Boeing is still hiding something

By Erik Dolson

I’d been working on a blog saying that Boeing chief Dennis Muilenburg had to go. Boeing beat me to it. Meulenberg was let go over the weekend before I could publish.

Muilenburg was clumsy through the crisis following the crash of two of its new 737 Max airplanes that killed 346 people. He applied political pressure and embarrassed the Federal Aviation Administration, which delayed grounding the airliner until many other nations had already done so. He repeated “Safety is our number one priority” long after that was obviously untrue. He failed to effectively communicate with his customers, the major airlines.

But it’s now critical for Boeing to accept that the tragedies resulted from deeper issues within the company that predate Muilenburg’s fraught leadership. Boeing has a cultural problem that has been stewing for decades. 

This is not a secret. Conversations with current and former Boeing employees uncover a uniform thread that runs all the way to the 737 Max: Boeing’s culture veered from making the best airliners in the world to profit and growth for its own sake.

It will not be easy nor quick for Boeing to recover. Huge damage has been done, not only to the reputation of the company but to internal resources. Good people whose primary goal was quality have been lost. Systems that provided feedback loops for safety have atrophied. Trust, within the company and in the company by customers around the world, has been squandered. It will take years, if not decades, to rebuild.

Boeing has been in denial about this cultural problem. Like an alcoholic who has been successful in business for years, Boeing has relied on presentation and powerful friends to hide core weakness. But Boeing lives in a world defined by physicis. Boeing’s attempt to fool the world has become unmanageable.

There’s a recipe for recovery that’s strangely appropriate. To paraphrase: “…Those who do not recover … are constitutionally incapable of grasping and developing … rigorous honesty… be fearless and thorough from the very start.”
● ● ● ● ●
=== Direction A ===
Duplicate the passage of the Boeing column between "Boeing has been" and "has become unmanageable.", inclusive.
=== Direction B ===
Answer these questions from the Boeing column:
(i) How many people were killed in the crashes of the two 737 Max airplanes?
(ii) Which agency delayed grounding the airliner until many other nations had already done so?
(iii) How long will it take to rebuild, according to the column?
The records have no connection to the Boeing column.

=== Bounding box entries ===
● ● ● ● ●
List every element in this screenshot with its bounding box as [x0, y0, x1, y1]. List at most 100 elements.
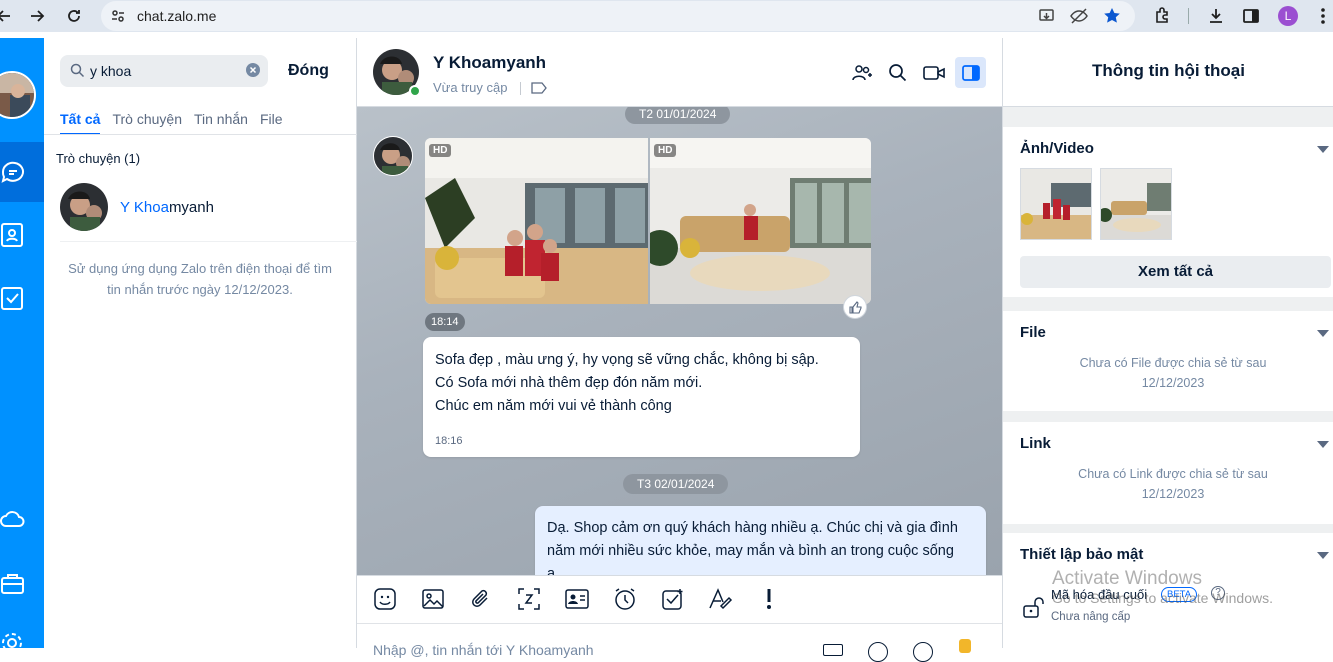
settings-gear-icon[interactable] — [0, 630, 26, 656]
message-line: Dạ. Shop cảm ơn quý khách hàng nhiều ạ. … — [547, 520, 958, 536]
chevron-down-icon[interactable] — [1316, 439, 1330, 449]
unlock-icon — [1022, 596, 1044, 623]
quick-like-icon[interactable] — [959, 639, 971, 653]
download-icon[interactable] — [1206, 6, 1226, 26]
upgrade-status: Chưa nâng cấp — [1051, 611, 1131, 623]
windows-activation-title: Activate Windows — [1052, 568, 1202, 589]
tab-all[interactable]: Tất cả — [60, 111, 101, 135]
forward-arrow-icon[interactable] — [27, 6, 47, 26]
eye-off-icon[interactable] — [1069, 7, 1089, 30]
task-icon[interactable] — [660, 586, 686, 612]
result-contact-name: Y Khoamyanh — [120, 199, 214, 216]
chevron-down-icon[interactable] — [1316, 144, 1330, 154]
search-tabs: Tất cả Trò chuyện Tin nhắn File — [60, 111, 283, 135]
file-empty-note: Chưa có File được chia sẻ từ sau 12/12/2… — [1079, 356, 1267, 390]
search-icon — [70, 63, 85, 83]
link-empty-note: Chưa có Link được chia sẻ từ sau 12/12/2… — [1078, 467, 1268, 501]
sticker-icon[interactable] — [372, 586, 398, 612]
like-reaction-icon[interactable] — [843, 295, 867, 319]
label-tag-icon[interactable] — [531, 81, 547, 100]
status-divider — [520, 82, 521, 95]
urgent-mark-icon[interactable] — [756, 586, 782, 612]
shared-photo-2[interactable]: HD — [650, 138, 871, 304]
navigation-rail — [0, 38, 44, 653]
message-line: Sofa đẹp , màu ưng ý, hy vọng sẽ vững ch… — [435, 352, 819, 368]
chevron-down-icon[interactable] — [1316, 328, 1330, 338]
install-app-icon[interactable] — [1038, 7, 1056, 30]
chat-contact-name[interactable]: Y Khoamyanh — [433, 53, 546, 73]
search-history-note: Sử dụng ứng dụng Zalo trên điện thoại để… — [68, 261, 332, 297]
search-input[interactable] — [90, 63, 240, 79]
toggle-info-panel-icon[interactable] — [955, 57, 986, 88]
address-bar[interactable]: chat.zalo.me — [101, 1, 1135, 31]
date-separator-2: T3 02/01/2024 — [623, 474, 729, 494]
back-arrow-icon[interactable] — [0, 6, 14, 26]
sender-avatar[interactable] — [373, 136, 413, 176]
bookmark-star-icon[interactable] — [1102, 6, 1122, 31]
briefcase-icon[interactable] — [0, 571, 26, 597]
contacts-icon[interactable] — [0, 222, 26, 248]
date-separator: T2 01/01/2024 — [625, 107, 731, 124]
online-dot — [409, 85, 421, 97]
info-header: Thông tin hội thoại — [1003, 38, 1333, 107]
site-settings-icon[interactable] — [110, 8, 126, 29]
reload-icon[interactable] — [64, 6, 84, 26]
message-input[interactable]: Nhập @, tin nhắn tới Y Khoamyanh — [373, 642, 594, 658]
photo-timestamp: 18:14 — [425, 313, 465, 331]
media-thumbnail-2[interactable] — [1100, 168, 1172, 240]
received-message[interactable]: Sofa đẹp , màu ưng ý, hy vọng sẽ vững ch… — [423, 337, 860, 457]
sent-message[interactable]: Dạ. Shop cảm ơn quý khách hàng nhiều ạ. … — [535, 506, 986, 575]
extensions-icon[interactable] — [1152, 6, 1172, 26]
search-box[interactable] — [60, 55, 268, 87]
media-section-title[interactable]: Ảnh/Video — [1020, 140, 1094, 157]
side-panel-icon[interactable] — [1241, 6, 1261, 26]
contact-card-icon[interactable] — [564, 586, 590, 612]
cloud-icon[interactable] — [0, 507, 26, 533]
text-format-icon[interactable] — [708, 586, 734, 612]
conversation-info-panel: Thông tin hội thoại Ảnh/Video Xem tất cả… — [1002, 38, 1333, 648]
search-result-item[interactable]: Y Khoamyanh — [44, 178, 357, 240]
search-chat-icon[interactable] — [885, 60, 911, 86]
contact-avatar — [60, 183, 108, 231]
result-divider — [60, 241, 357, 242]
profile-avatar[interactable]: L — [1278, 6, 1298, 26]
chat-bubble-icon[interactable] — [0, 159, 26, 185]
tab-messages[interactable]: Tin nhắn — [194, 111, 248, 135]
results-section-title: Trò chuyện (1) — [56, 151, 141, 166]
message-composer: Nhập @, tin nhắn tới Y Khoamyanh — [357, 575, 1002, 662]
windows-activation-subtitle: Go to Settings to activate Windows. — [1052, 590, 1273, 606]
message-list[interactable]: T2 01/01/2024 HD HD 18:14 Sofa đẹp , màu… — [357, 107, 1002, 575]
chevron-down-icon[interactable] — [1316, 550, 1330, 560]
tab-conversations[interactable]: Trò chuyện — [112, 111, 182, 135]
message-timestamp: 18:16 — [435, 435, 463, 447]
info-title: Thông tin hội thoại — [1092, 61, 1245, 80]
browser-menu-icon[interactable] — [1313, 6, 1333, 26]
tab-files[interactable]: File — [260, 111, 283, 135]
emoji-icon[interactable] — [868, 642, 888, 662]
reminder-clock-icon[interactable] — [612, 586, 638, 612]
quick-message-icon[interactable] — [823, 644, 843, 656]
mention-icon[interactable] — [913, 642, 933, 662]
security-section-title[interactable]: Thiết lập bảo mật — [1020, 546, 1143, 563]
file-section-title[interactable]: File — [1020, 324, 1046, 341]
media-thumbnail-1[interactable] — [1020, 168, 1092, 240]
shared-photo-1[interactable]: HD — [425, 138, 648, 304]
image-icon[interactable] — [420, 586, 446, 612]
close-search-button[interactable]: Đóng — [288, 62, 329, 80]
user-avatar[interactable] — [0, 71, 36, 119]
tabs-divider — [44, 134, 357, 135]
see-all-media-button[interactable]: Xem tất cả — [1020, 256, 1331, 288]
message-line: ạ — [547, 566, 556, 575]
attachment-clip-icon[interactable] — [468, 586, 494, 612]
screenshot-icon[interactable] — [516, 586, 542, 612]
chat-window: Y Khoamyanh Vừa truy cập T2 01/01/2024 H… — [357, 38, 1002, 662]
name-highlight: Y Khoa — [120, 199, 169, 216]
composer-divider — [357, 623, 1002, 624]
video-call-icon[interactable] — [921, 60, 947, 86]
todo-checkbox-icon[interactable] — [0, 286, 26, 312]
link-section-title[interactable]: Link — [1020, 435, 1051, 452]
media-section: Ảnh/Video Xem tất cả — [1003, 127, 1333, 297]
add-to-group-icon[interactable] — [849, 60, 875, 86]
chat-header: Y Khoamyanh Vừa truy cập — [357, 38, 1002, 107]
clear-search-icon[interactable] — [246, 63, 260, 82]
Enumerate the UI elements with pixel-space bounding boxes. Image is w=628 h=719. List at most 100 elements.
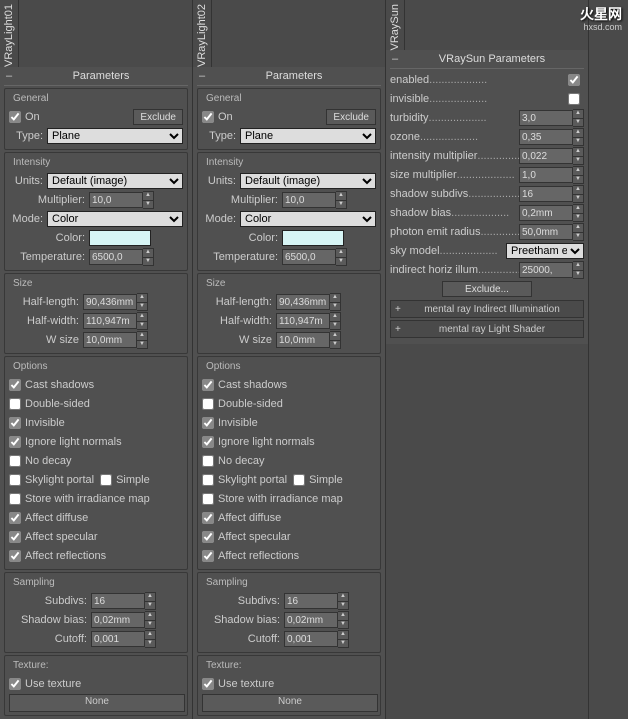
double-sided-checkbox[interactable] <box>9 398 21 410</box>
ozone[interactable]: ▲▼ <box>519 128 584 146</box>
store-irr-checkbox[interactable] <box>9 493 21 505</box>
on-checkbox[interactable] <box>9 111 21 123</box>
affect-diffuse-checkbox[interactable] <box>9 512 21 524</box>
skylight-checkbox[interactable] <box>202 474 214 486</box>
photon-emit-radius-input[interactable] <box>519 224 573 240</box>
spinner-down-icon[interactable]: ▼ <box>573 233 583 241</box>
shadow-bias-input[interactable] <box>284 612 338 628</box>
spinner-down-icon[interactable]: ▼ <box>145 602 155 610</box>
spinner-up-icon[interactable]: ▲ <box>137 332 147 341</box>
exclude-button[interactable]: Exclude... <box>442 281 532 297</box>
subdivs[interactable]: ▲▼ <box>91 592 156 610</box>
spinner-down-icon[interactable]: ▼ <box>330 341 340 349</box>
half-width[interactable]: ▲▼ <box>276 312 341 330</box>
color-swatch[interactable] <box>282 230 344 246</box>
spinner-down-icon[interactable]: ▼ <box>137 303 147 311</box>
half-width-input[interactable] <box>83 313 137 329</box>
shadow-subdivs-input[interactable] <box>519 186 573 202</box>
half-length-input[interactable] <box>83 294 137 310</box>
no-decay-checkbox[interactable] <box>9 455 21 467</box>
cast-shadows-checkbox[interactable] <box>202 379 214 391</box>
spinner-down-icon[interactable]: ▼ <box>143 201 153 209</box>
type-select[interactable]: Plane <box>240 128 376 144</box>
wsize[interactable]: ▲▼ <box>83 331 148 349</box>
spinner-down-icon[interactable]: ▼ <box>145 621 155 629</box>
mode-select[interactable]: Color <box>240 211 376 227</box>
spinner-up-icon[interactable]: ▲ <box>143 192 153 201</box>
photon-emit-radius[interactable]: ▲▼ <box>519 223 584 241</box>
ignore-normals-checkbox[interactable] <box>9 436 21 448</box>
spinner-down-icon[interactable]: ▼ <box>137 341 147 349</box>
wsize-input[interactable] <box>276 332 330 348</box>
spinner-down-icon[interactable]: ▼ <box>573 214 583 222</box>
subdivs-input[interactable] <box>284 593 338 609</box>
intensity-multiplier[interactable]: ▲▼ <box>519 147 584 165</box>
indirect-horiz-illum-input[interactable] <box>519 262 573 278</box>
spinner-down-icon[interactable]: ▼ <box>336 201 346 209</box>
spinner-up-icon[interactable]: ▲ <box>145 612 155 621</box>
spinner-down-icon[interactable]: ▼ <box>573 271 583 279</box>
spinner-up-icon[interactable]: ▲ <box>330 294 340 303</box>
affect-specular-checkbox[interactable] <box>9 531 21 543</box>
texture-none-button[interactable]: None <box>9 694 185 712</box>
size-multiplier-input[interactable] <box>519 167 573 183</box>
exclude-button[interactable]: Exclude <box>133 109 183 125</box>
spinner-up-icon[interactable]: ▲ <box>573 186 583 195</box>
turbidity[interactable]: ▲▼ <box>519 109 584 127</box>
use-texture-checkbox[interactable] <box>9 678 21 690</box>
spinner-up-icon[interactable]: ▲ <box>338 631 348 640</box>
tab-vraylight02[interactable]: VRayLight02 <box>193 0 212 67</box>
affect-specular-checkbox[interactable] <box>202 531 214 543</box>
on-checkbox[interactable] <box>202 111 214 123</box>
turbidity-input[interactable] <box>519 110 573 126</box>
spinner-up-icon[interactable]: ▲ <box>338 612 348 621</box>
spinner-up-icon[interactable]: ▲ <box>330 313 340 322</box>
tab-vraysun[interactable]: VRaySun <box>386 0 405 50</box>
cutoff[interactable]: ▲▼ <box>284 630 349 648</box>
spinner-down-icon[interactable]: ▼ <box>330 322 340 330</box>
invisible-checkbox[interactable] <box>568 93 580 105</box>
tab-vraylight01[interactable]: VRayLight01 <box>0 0 19 67</box>
no-decay-checkbox[interactable] <box>202 455 214 467</box>
texture-none-button[interactable]: None <box>202 694 378 712</box>
invisible-checkbox[interactable] <box>202 417 214 429</box>
affect-reflections-checkbox[interactable] <box>9 550 21 562</box>
exclude-button[interactable]: Exclude <box>326 109 376 125</box>
spinner-down-icon[interactable]: ▼ <box>573 138 583 146</box>
spinner-down-icon[interactable]: ▼ <box>573 176 583 184</box>
shadow-bias[interactable]: ▲▼ <box>91 611 156 629</box>
spinner-up-icon[interactable]: ▲ <box>573 224 583 233</box>
cutoff-input[interactable] <box>91 631 145 647</box>
wsize-input[interactable] <box>83 332 137 348</box>
temperature[interactable]: ▲▼ <box>282 248 347 266</box>
shadow-bias[interactable]: ▲▼ <box>519 204 584 222</box>
half-width[interactable]: ▲▼ <box>83 312 148 330</box>
spinner-up-icon[interactable]: ▲ <box>338 593 348 602</box>
spinner-up-icon[interactable]: ▲ <box>336 249 346 258</box>
multiplier[interactable]: ▲▼ <box>282 191 347 209</box>
spinner-up-icon[interactable]: ▲ <box>137 294 147 303</box>
spinner-down-icon[interactable]: ▼ <box>573 119 583 127</box>
rollout-mr-indirect[interactable]: +mental ray Indirect Illumination <box>390 300 584 318</box>
spinner-up-icon[interactable]: ▲ <box>336 192 346 201</box>
rollout-mr-shader[interactable]: +mental ray Light Shader <box>390 320 584 338</box>
sky-model-select[interactable]: Preetham et <box>506 243 584 259</box>
indirect-horiz-illum[interactable]: ▲▼ <box>519 261 584 279</box>
intensity-multiplier-input[interactable] <box>519 148 573 164</box>
ozone-input[interactable] <box>519 129 573 145</box>
half-width-input[interactable] <box>276 313 330 329</box>
shadow-bias-input[interactable] <box>91 612 145 628</box>
multiplier[interactable]: ▲▼ <box>89 191 154 209</box>
half-length-input[interactable] <box>276 294 330 310</box>
spinner-up-icon[interactable]: ▲ <box>573 129 583 138</box>
subdivs[interactable]: ▲▼ <box>284 592 349 610</box>
shadow-bias-input[interactable] <box>519 205 573 221</box>
spinner-up-icon[interactable]: ▲ <box>573 205 583 214</box>
spinner-up-icon[interactable]: ▲ <box>145 593 155 602</box>
shadow-bias[interactable]: ▲▼ <box>284 611 349 629</box>
multiplier-input[interactable] <box>89 192 143 208</box>
spinner-up-icon[interactable]: ▲ <box>330 332 340 341</box>
spinner-up-icon[interactable]: ▲ <box>573 262 583 271</box>
spinner-down-icon[interactable]: ▼ <box>573 157 583 165</box>
multiplier-input[interactable] <box>282 192 336 208</box>
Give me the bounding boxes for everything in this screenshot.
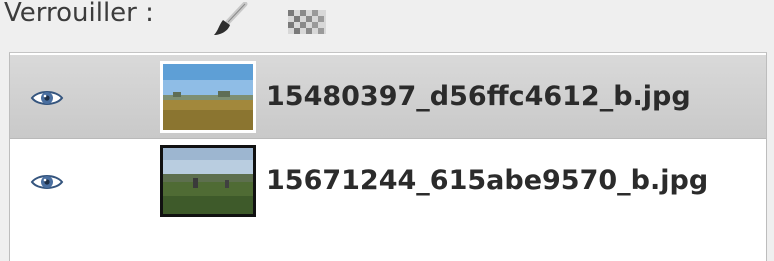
● ● ● ● ●
=== Worked solution A ===
Boeing has been in denial about this cultural problem. Like an alcoholic who has been successful in business for years, Boeing has relied on presentation and powerful friends to hide core weakness. But Boeing lives in a world defined by physicis. Boeing’s attempt to fool the world has become unmanageable.

=== Worked solution B ===
(i) 346
(ii) The Federal Aviation Administration
(iii) Years, if not decades